**EXERCISE REQUIREMENTS:**
A faithful transcription of all the data is required.

**DATA RECORDS:**
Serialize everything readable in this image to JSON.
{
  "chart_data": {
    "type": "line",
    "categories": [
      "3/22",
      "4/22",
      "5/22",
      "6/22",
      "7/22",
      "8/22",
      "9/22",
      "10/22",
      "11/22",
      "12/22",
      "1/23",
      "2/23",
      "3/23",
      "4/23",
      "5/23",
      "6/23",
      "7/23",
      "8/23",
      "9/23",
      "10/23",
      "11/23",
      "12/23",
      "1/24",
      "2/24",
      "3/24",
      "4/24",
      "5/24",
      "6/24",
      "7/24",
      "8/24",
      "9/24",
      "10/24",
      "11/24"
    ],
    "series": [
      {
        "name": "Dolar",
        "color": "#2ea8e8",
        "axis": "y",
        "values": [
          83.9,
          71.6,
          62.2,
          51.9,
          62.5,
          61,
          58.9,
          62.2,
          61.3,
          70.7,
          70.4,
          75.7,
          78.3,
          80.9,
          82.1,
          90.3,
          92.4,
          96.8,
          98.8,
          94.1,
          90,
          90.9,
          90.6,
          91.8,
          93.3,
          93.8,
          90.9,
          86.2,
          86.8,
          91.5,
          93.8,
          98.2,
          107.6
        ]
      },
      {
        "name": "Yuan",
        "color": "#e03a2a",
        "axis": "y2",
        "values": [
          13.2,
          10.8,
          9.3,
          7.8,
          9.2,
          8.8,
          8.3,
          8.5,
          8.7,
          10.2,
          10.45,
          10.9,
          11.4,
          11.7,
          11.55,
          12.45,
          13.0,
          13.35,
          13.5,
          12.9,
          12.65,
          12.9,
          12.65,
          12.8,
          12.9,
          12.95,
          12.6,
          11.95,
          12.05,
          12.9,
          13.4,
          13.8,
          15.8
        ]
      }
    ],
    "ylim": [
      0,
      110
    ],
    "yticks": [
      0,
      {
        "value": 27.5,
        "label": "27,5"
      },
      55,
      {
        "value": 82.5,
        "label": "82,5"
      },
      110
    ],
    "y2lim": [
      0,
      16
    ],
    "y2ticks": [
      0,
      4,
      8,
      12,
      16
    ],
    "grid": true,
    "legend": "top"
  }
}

**FINISHED ANSWER:**
Serialize everything readable in this image to JSON.
{
  "chart_data": {
    "type": "line",
    "categories": [
      "3/22",
      "4/22",
      "5/22",
      "6/22",
      "7/22",
      "8/22",
      "9/22",
      "10/22",
      "11/22",
      "12/22",
      "1/23",
      "2/23",
      "3/23",
      "4/23",
      "5/23",
      "6/23",
      "7/23",
      "8/23",
      "9/23",
      "10/23",
      "11/23",
      "12/23",
      "1/24",
      "2/24",
      "3/24",
      "4/24",
      "5/24",
      "6/24",
      "7/24",
      "8/24",
      "9/24",
      "10/24",
      "11/24"
    ],
    "series": [
      {
        "name": "Dolar",
        "color": "#2ea8e8",
        "axis": "y",
        "values": [
          83.9,
          71.6,
          62.2,
          51.9,
          62.5,
          61,
          58.9,
          62.2,
          61.3,
          70.7,
          70.4,
          75.7,
          78.3,
          80.9,
          82.1,
          90.3,
          92.4,
          96.8,
          98.8,
          94.1,
          90,
          90.9,
          90.6,
          91.8,
          93.3,
          93.8,
          90.9,
          86.2,
          86.8,
          91.5,
          93.8,
          98.2,
          107.6
        ]
      },
      {
        "name": "Yuan",
        "color": "#e03a2a",
        "axis": "y2",
        "values": [
          13.2,
          10.8,
          9.3,
          7.8,
          9.2,
          8.8,
          8.3,
          8.5,
          8.7,
          10.2,
          10.45,
          10.9,
          11.4,
          11.7,
          11.55,
          12.45,
          13.0,
          13.35,
          13.5,
          12.9,
          12.65,
          12.9,
          12.65,
          12.8,
          12.9,
          12.95,
          12.6,
          11.95,
          12.05,
          12.9,
          13.4,
          13.8,
          15.8
        ]
      }
    ],
    "ylim": [
      0,
      110
    ],
    "yticks": [
      0,
      {
        "value": 27.5,
        "label": "27,5"
      },
      55,
      {
        "value": 82.5,
        "label": "82,5"
      },
      110
    ],
    "y2lim": [
      0,
      16
    ],
    "y2ticks": [
      0,
      4,
      8,
      12,
      16
    ],
    "grid": true,
    "legend": "top"
  }
}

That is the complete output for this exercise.